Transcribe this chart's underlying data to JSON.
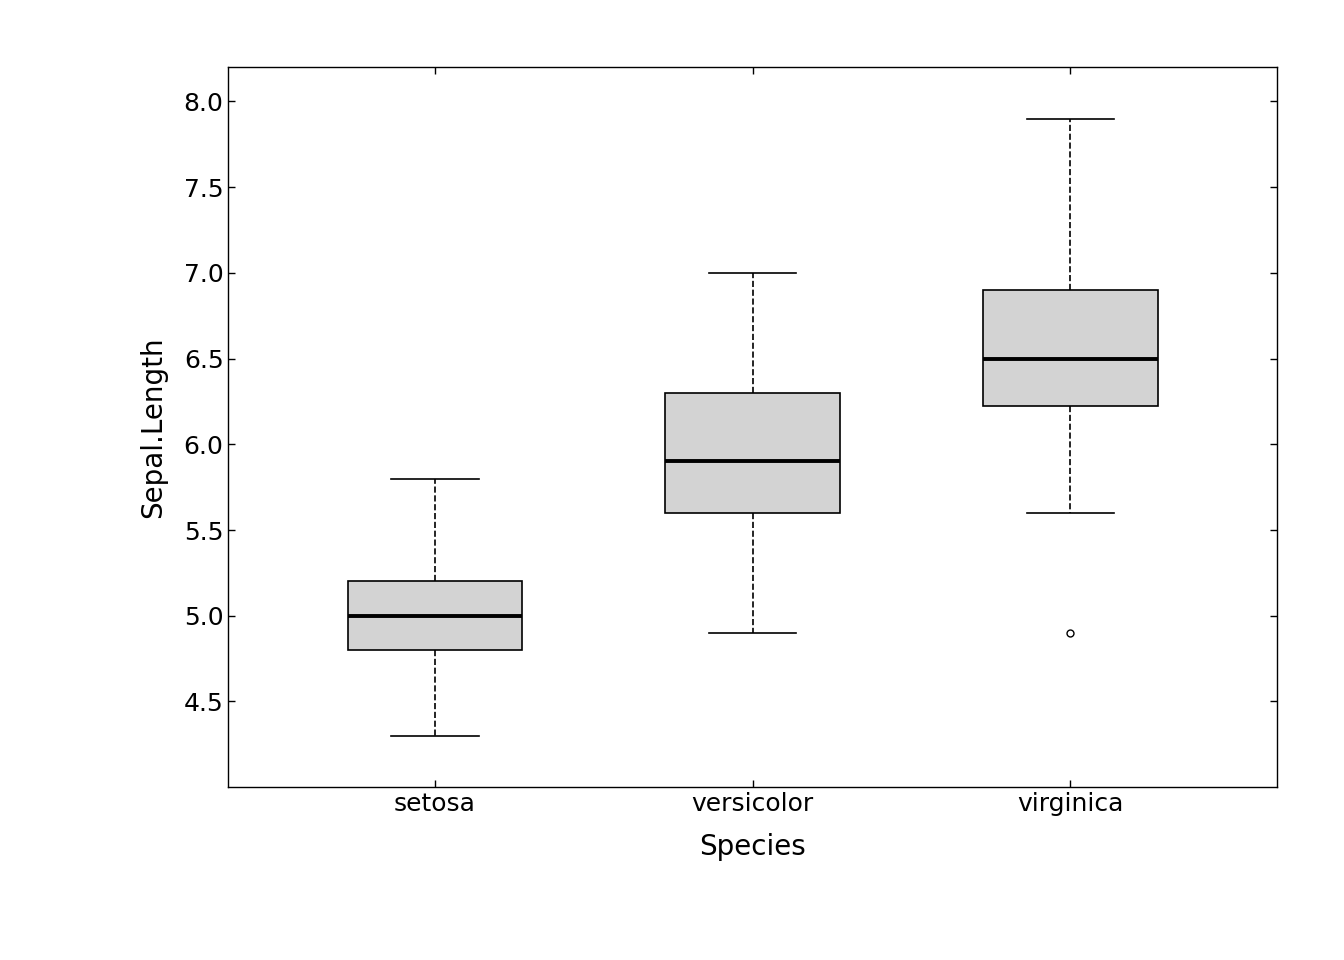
{
  "species": [
    "setosa",
    "versicolor",
    "virginica"
  ],
  "xlabel": "Species",
  "ylabel": "Sepal.Length",
  "ylim": [
    4.0,
    8.2
  ],
  "yticks": [
    4.5,
    5.0,
    5.5,
    6.0,
    6.5,
    7.0,
    7.5,
    8.0
  ],
  "box_color": "#d3d3d3",
  "median_color": "#000000",
  "whisker_color": "#000000",
  "box_stats": {
    "setosa": {
      "q1": 4.8,
      "median": 5.0,
      "q3": 5.2,
      "whislo": 4.3,
      "whishi": 5.8,
      "fliers": []
    },
    "versicolor": {
      "q1": 5.6,
      "median": 5.9,
      "q3": 6.3,
      "whislo": 4.9,
      "whishi": 7.0,
      "fliers": []
    },
    "virginica": {
      "q1": 6.225,
      "median": 6.5,
      "q3": 6.9,
      "whislo": 5.6,
      "whishi": 7.9,
      "fliers": [
        4.9
      ]
    }
  },
  "background_color": "#ffffff",
  "label_fontsize": 20,
  "tick_fontsize": 18,
  "box_width": 0.55
}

****************************************

▶ [What to do]
Without the pictures, return the entries exactly as they appear.

▶ [Answer to the exercise]
Transcribe this chart's underlying data to JSON.
{
  "species": [
    "setosa",
    "versicolor",
    "virginica"
  ],
  "xlabel": "Species",
  "ylabel": "Sepal.Length",
  "ylim": [
    4.0,
    8.2
  ],
  "yticks": [
    4.5,
    5.0,
    5.5,
    6.0,
    6.5,
    7.0,
    7.5,
    8.0
  ],
  "box_color": "#d3d3d3",
  "median_color": "#000000",
  "whisker_color": "#000000",
  "box_stats": {
    "setosa": {
      "q1": 4.8,
      "median": 5.0,
      "q3": 5.2,
      "whislo": 4.3,
      "whishi": 5.8,
      "fliers": []
    },
    "versicolor": {
      "q1": 5.6,
      "median": 5.9,
      "q3": 6.3,
      "whislo": 4.9,
      "whishi": 7.0,
      "fliers": []
    },
    "virginica": {
      "q1": 6.225,
      "median": 6.5,
      "q3": 6.9,
      "whislo": 5.6,
      "whishi": 7.9,
      "fliers": [
        4.9
      ]
    }
  },
  "background_color": "#ffffff",
  "label_fontsize": 20,
  "tick_fontsize": 18,
  "box_width": 0.55
}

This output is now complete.